PROBLEM TO WORK ON: Go through the listing and copy each line with the string "Якутия".

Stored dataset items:
────────────────
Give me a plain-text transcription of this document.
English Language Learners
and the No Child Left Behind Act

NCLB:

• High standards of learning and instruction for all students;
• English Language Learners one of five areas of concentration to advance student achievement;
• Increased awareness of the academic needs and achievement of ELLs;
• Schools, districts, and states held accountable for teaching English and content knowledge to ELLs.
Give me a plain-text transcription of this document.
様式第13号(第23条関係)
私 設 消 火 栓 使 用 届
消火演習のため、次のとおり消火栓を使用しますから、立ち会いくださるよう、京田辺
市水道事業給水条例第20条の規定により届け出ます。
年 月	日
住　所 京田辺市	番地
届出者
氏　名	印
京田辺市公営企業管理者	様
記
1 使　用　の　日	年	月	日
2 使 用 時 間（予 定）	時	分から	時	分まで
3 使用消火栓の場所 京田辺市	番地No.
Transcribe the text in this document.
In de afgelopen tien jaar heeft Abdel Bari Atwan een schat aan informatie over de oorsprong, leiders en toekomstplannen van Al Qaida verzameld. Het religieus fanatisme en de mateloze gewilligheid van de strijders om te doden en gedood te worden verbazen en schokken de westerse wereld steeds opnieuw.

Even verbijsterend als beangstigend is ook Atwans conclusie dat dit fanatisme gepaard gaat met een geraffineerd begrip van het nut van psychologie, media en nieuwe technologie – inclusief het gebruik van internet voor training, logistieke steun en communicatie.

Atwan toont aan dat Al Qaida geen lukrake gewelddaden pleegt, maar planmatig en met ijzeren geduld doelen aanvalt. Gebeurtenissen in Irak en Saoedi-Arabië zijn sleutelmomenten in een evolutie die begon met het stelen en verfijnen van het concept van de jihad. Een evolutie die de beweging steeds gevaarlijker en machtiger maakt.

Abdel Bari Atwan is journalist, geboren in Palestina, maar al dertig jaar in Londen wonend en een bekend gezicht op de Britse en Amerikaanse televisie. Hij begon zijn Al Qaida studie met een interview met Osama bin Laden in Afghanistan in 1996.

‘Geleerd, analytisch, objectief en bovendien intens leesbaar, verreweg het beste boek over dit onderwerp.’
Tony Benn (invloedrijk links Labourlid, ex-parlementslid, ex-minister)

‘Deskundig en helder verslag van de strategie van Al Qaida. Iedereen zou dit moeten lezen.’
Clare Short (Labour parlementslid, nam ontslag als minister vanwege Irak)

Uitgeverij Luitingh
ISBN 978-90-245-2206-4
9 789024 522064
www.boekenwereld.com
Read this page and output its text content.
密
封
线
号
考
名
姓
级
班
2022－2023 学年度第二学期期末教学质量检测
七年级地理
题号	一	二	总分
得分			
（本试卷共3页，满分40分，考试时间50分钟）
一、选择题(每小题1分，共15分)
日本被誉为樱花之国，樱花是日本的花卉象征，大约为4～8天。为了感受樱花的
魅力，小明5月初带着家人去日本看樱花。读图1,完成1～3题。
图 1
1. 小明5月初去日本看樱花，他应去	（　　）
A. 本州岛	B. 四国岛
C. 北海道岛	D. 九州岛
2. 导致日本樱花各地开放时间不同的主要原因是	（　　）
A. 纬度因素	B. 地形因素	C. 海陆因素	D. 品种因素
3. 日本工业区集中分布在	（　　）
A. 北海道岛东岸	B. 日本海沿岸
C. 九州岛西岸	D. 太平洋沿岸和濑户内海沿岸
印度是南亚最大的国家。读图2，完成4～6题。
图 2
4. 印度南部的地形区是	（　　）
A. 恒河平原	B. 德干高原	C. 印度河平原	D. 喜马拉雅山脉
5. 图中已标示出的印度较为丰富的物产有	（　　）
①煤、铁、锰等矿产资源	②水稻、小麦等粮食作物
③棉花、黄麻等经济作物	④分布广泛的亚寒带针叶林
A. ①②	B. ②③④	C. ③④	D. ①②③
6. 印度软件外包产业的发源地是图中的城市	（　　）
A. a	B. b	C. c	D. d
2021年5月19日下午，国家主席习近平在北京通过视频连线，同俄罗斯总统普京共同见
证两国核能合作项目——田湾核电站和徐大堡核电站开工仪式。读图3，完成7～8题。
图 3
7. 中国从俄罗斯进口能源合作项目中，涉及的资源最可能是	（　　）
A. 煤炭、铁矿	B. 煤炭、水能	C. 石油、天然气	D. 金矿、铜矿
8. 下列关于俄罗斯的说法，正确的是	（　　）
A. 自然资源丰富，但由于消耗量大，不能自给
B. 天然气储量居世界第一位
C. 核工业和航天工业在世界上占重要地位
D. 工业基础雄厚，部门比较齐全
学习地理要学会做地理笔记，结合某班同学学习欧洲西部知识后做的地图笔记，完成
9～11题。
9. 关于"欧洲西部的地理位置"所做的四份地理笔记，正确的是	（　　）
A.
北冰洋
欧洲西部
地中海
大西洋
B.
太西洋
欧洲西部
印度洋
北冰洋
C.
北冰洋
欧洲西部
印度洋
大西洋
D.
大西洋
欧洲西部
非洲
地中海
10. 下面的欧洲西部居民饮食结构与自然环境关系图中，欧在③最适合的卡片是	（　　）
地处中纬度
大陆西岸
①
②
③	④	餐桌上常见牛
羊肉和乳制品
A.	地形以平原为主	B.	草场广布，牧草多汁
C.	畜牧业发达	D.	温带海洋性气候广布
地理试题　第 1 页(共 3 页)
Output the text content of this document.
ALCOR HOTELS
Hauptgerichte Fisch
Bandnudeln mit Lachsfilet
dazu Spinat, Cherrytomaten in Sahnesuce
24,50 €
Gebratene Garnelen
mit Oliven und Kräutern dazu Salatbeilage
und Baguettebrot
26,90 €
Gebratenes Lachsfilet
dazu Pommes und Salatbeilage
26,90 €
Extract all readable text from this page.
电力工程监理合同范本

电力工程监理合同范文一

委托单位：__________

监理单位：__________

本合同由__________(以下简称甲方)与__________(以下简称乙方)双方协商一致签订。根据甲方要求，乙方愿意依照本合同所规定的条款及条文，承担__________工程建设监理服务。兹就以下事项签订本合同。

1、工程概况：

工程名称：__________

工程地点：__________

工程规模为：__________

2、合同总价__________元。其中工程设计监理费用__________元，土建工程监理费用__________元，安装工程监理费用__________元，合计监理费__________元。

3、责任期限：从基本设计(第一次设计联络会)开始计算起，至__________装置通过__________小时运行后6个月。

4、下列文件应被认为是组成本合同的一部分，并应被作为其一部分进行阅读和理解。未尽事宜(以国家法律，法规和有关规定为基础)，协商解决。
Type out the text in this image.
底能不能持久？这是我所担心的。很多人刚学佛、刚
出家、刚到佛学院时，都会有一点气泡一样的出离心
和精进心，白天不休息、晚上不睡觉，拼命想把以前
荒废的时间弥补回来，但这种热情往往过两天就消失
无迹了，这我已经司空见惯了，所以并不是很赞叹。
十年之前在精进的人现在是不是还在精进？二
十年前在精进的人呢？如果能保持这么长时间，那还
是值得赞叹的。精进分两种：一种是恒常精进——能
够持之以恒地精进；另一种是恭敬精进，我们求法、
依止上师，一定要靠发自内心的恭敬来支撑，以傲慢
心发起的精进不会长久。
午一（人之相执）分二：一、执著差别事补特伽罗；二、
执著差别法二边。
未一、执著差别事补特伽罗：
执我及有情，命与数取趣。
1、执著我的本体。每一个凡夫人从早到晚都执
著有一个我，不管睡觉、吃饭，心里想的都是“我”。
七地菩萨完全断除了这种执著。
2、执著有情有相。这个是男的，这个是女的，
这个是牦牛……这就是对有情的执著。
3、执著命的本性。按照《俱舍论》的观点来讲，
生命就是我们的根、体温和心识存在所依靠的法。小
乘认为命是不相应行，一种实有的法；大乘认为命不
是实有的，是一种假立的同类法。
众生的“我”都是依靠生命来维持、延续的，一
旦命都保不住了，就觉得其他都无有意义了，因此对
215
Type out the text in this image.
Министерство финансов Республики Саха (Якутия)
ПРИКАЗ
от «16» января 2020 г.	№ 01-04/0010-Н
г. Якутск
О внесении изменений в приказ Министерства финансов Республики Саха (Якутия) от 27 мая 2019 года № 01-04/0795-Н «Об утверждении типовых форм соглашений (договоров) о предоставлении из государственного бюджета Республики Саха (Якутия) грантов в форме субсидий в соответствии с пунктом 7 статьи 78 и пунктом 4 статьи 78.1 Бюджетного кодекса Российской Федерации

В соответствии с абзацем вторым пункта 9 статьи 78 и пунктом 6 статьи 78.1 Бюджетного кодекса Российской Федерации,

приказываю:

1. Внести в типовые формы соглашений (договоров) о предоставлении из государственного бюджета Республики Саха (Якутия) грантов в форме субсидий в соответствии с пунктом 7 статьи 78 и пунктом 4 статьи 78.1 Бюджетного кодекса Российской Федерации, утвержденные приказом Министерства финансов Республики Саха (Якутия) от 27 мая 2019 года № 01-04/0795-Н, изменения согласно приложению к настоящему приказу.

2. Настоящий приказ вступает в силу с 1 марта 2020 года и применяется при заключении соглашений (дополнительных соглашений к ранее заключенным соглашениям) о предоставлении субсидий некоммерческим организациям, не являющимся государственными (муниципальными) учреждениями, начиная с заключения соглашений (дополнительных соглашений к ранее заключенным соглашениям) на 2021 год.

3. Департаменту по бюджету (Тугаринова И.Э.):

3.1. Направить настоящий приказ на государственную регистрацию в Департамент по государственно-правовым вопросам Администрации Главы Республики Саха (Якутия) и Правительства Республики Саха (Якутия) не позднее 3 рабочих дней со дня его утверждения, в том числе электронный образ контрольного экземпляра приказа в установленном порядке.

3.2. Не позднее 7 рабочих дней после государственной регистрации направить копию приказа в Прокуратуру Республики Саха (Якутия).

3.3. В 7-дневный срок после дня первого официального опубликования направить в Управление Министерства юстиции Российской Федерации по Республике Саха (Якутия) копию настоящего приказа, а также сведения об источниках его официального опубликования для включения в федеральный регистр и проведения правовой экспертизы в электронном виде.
────────────────
TASK SOLUTION:
Министерство финансов Республики Саха (Якутия)
О внесении изменений в приказ Министерства финансов Республики Саха (Якутия) от 27 мая 2019 года № 01-04/0795-Н «Об утверждении типовых форм соглашений (договоров) о предоставлении из государственного бюджета Республики Саха (Якутия) грантов в форме субсидий в соответствии с пунктом 7 статьи 78 и пунктом 4 статьи 78.1 Бюджетного кодекса Российской Федерации
1. Внести в типовые формы соглашений (договоров) о предоставлении из государственного бюджета Республики Саха (Якутия) грантов в форме субсидий в соответствии с пунктом 7 статьи 78 и пунктом 4 статьи 78.1 Бюджетного кодекса Российской Федерации, утвержденные приказом Министерства финансов Республики Саха (Якутия) от 27 мая 2019 года № 01-04/0795-Н, изменения согласно приложению к настоящему приказу.
3.1. Направить настоящий приказ на государственную регистрацию в Департамент по государственно-правовым вопросам Администрации Главы Республики Саха (Якутия) и Правительства Республики Саха (Якутия) не позднее 3 рабочих дней со дня его утверждения, в том числе электронный образ контрольного экземпляра приказа в установленном порядке.
3.2. Не позднее 7 рабочих дней после государственной регистрации направить копию приказа в Прокуратуру Республики Саха (Якутия).
3.3. В 7-дневный срок после дня первого официального опубликования направить в Управление Министерства юстиции Российской Федерации по Республике Саха (Якутия) копию настоящего приказа, а также сведения об источниках его официального опубликования для включения в федеральный регистр и проведения правовой экспертизы в электронном виде.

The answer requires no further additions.